GOAL: Say how many lines hold the string "оказание"; please write nothing but the number.

DATA EXTRACT:
------------------------

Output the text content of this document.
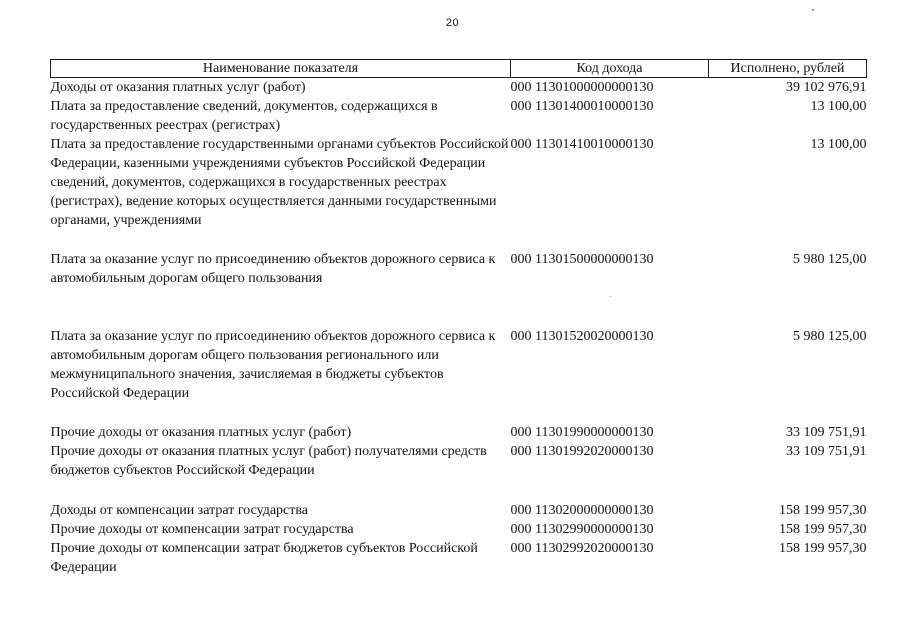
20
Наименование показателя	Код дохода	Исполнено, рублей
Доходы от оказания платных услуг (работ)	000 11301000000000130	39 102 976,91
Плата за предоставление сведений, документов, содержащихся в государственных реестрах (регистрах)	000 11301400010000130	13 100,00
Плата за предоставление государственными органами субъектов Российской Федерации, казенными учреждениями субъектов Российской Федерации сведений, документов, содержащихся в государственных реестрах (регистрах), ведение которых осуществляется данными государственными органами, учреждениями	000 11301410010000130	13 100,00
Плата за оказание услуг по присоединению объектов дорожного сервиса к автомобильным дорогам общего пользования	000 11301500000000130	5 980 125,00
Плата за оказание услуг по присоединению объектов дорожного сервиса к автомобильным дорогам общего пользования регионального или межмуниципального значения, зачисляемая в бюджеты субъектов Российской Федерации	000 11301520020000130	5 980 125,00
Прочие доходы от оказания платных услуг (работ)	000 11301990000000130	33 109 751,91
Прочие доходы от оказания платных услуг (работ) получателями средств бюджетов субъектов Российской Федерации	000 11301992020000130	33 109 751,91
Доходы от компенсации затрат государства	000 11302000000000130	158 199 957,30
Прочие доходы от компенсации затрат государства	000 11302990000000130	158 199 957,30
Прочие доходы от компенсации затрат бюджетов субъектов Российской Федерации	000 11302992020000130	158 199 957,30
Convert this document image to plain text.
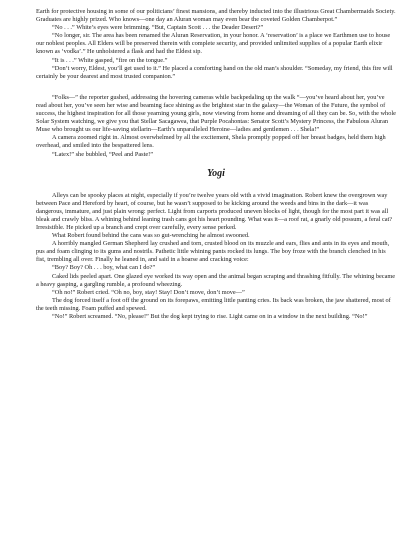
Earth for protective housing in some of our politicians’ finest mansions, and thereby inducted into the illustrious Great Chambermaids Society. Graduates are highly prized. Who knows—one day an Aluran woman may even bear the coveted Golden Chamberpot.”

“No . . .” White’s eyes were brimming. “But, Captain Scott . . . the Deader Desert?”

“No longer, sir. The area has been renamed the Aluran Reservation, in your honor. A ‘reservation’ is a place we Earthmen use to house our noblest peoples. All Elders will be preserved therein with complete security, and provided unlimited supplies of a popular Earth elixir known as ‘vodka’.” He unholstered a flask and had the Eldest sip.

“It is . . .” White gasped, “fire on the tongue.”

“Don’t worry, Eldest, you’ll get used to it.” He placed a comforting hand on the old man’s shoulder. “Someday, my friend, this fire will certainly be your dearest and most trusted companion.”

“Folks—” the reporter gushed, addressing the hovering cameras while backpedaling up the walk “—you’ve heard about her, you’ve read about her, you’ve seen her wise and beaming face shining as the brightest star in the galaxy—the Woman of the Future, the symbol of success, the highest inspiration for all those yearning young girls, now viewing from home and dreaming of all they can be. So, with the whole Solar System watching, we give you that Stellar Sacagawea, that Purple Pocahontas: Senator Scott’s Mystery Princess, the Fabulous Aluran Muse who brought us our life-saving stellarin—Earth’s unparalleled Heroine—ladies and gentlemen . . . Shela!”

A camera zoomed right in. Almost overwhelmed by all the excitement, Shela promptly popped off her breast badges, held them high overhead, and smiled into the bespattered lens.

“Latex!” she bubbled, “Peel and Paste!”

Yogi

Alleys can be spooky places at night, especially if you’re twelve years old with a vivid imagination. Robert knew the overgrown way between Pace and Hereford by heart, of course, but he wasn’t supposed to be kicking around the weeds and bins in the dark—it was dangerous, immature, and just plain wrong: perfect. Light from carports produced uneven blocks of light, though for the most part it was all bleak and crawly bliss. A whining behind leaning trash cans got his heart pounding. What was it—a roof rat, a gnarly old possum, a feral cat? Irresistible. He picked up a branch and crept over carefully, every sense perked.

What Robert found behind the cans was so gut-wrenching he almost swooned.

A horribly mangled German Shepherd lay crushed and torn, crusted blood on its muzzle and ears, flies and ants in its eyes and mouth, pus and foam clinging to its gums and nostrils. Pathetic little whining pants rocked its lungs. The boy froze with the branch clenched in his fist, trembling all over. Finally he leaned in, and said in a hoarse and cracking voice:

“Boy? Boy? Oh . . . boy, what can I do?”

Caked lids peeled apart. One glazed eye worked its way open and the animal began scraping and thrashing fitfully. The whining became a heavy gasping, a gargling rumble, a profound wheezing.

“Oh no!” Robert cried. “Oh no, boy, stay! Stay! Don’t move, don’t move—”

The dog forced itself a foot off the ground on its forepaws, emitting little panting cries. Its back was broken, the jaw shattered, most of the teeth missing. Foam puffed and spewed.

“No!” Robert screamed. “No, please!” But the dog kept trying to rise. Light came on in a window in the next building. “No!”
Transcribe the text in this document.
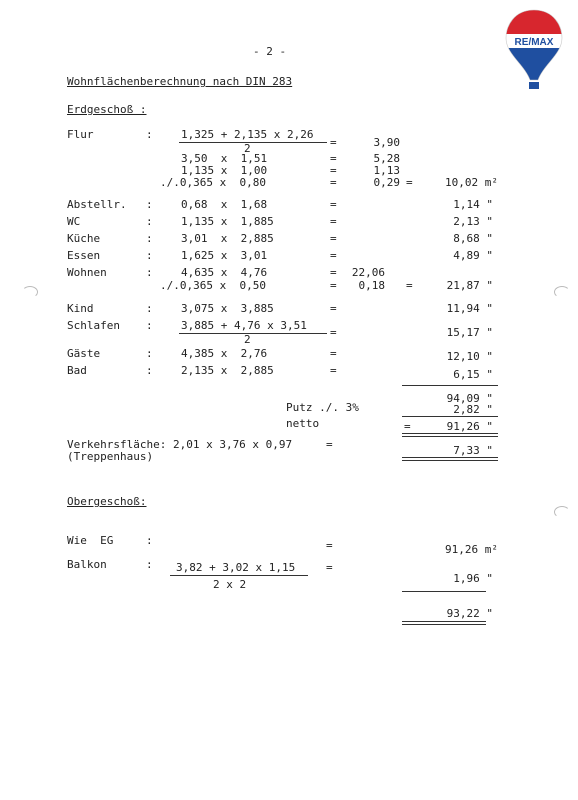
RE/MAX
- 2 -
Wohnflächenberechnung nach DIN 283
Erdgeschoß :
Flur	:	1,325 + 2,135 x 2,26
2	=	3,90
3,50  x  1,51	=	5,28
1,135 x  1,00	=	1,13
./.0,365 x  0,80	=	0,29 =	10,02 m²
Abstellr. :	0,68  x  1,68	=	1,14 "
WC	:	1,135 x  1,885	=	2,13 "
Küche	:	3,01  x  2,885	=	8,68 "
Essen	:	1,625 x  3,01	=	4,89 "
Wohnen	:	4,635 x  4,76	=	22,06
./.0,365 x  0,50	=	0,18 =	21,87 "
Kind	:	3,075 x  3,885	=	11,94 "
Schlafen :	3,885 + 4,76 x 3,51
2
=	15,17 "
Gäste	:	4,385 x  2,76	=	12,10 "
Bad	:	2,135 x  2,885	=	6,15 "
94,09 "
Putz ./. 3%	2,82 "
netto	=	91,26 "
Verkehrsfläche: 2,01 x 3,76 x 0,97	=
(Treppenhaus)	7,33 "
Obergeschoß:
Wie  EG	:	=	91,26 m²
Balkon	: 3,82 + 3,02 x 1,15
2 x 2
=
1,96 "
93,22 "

------------------------

RESULT OF THE EXERCISE: 2